■ Dataset rows:
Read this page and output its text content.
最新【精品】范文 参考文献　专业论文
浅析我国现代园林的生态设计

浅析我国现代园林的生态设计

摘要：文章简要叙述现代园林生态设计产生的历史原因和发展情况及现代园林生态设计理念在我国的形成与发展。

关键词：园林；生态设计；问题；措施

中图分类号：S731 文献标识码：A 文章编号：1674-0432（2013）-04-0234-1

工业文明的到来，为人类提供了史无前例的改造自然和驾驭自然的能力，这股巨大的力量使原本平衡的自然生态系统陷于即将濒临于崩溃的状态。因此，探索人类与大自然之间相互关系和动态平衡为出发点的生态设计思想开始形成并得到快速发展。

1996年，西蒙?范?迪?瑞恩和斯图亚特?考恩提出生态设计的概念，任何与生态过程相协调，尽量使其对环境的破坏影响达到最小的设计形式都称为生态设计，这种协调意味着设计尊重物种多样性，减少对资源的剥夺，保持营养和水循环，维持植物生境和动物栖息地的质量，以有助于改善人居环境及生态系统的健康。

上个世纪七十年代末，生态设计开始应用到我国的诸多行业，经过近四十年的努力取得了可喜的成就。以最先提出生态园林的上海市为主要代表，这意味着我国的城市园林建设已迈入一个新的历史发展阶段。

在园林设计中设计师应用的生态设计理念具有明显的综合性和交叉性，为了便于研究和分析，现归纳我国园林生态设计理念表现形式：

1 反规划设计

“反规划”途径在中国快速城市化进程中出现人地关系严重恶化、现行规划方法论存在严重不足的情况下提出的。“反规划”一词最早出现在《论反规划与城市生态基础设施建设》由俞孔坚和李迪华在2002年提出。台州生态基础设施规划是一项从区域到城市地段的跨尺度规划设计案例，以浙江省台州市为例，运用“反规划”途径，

■ Work to be completed:
Return the material in full, exactly as shown.

■ Worked solution:
Read this page and output its text content.
最新【精品】范文 参考文献　专业论文
浅析我国现代园林的生态设计

浅析我国现代园林的生态设计

摘要：文章简要叙述现代园林生态设计产生的历史原因和发展情况及现代园林生态设计理念在我国的形成与发展。

关键词：园林；生态设计；问题；措施

中图分类号：S731 文献标识码：A 文章编号：1674-0432（2013）-04-0234-1

工业文明的到来，为人类提供了史无前例的改造自然和驾驭自然的能力，这股巨大的力量使原本平衡的自然生态系统陷于即将濒临于崩溃的状态。因此，探索人类与大自然之间相互关系和动态平衡为出发点的生态设计思想开始形成并得到快速发展。

1996年，西蒙?范?迪?瑞恩和斯图亚特?考恩提出生态设计的概念，任何与生态过程相协调，尽量使其对环境的破坏影响达到最小的设计形式都称为生态设计，这种协调意味着设计尊重物种多样性，减少对资源的剥夺，保持营养和水循环，维持植物生境和动物栖息地的质量，以有助于改善人居环境及生态系统的健康。

上个世纪七十年代末，生态设计开始应用到我国的诸多行业，经过近四十年的努力取得了可喜的成就。以最先提出生态园林的上海市为主要代表，这意味着我国的城市园林建设已迈入一个新的历史发展阶段。

在园林设计中设计师应用的生态设计理念具有明显的综合性和交叉性，为了便于研究和分析，现归纳我国园林生态设计理念表现形式：

1 反规划设计

“反规划”途径在中国快速城市化进程中出现人地关系严重恶化、现行规划方法论存在严重不足的情况下提出的。“反规划”一词最早出现在《论反规划与城市生态基础设施建设》由俞孔坚和李迪华在2002年提出。台州生态基础设施规划是一项从区域到城市地段的跨尺度规划设计案例，以浙江省台州市为例，运用“反规划”途径，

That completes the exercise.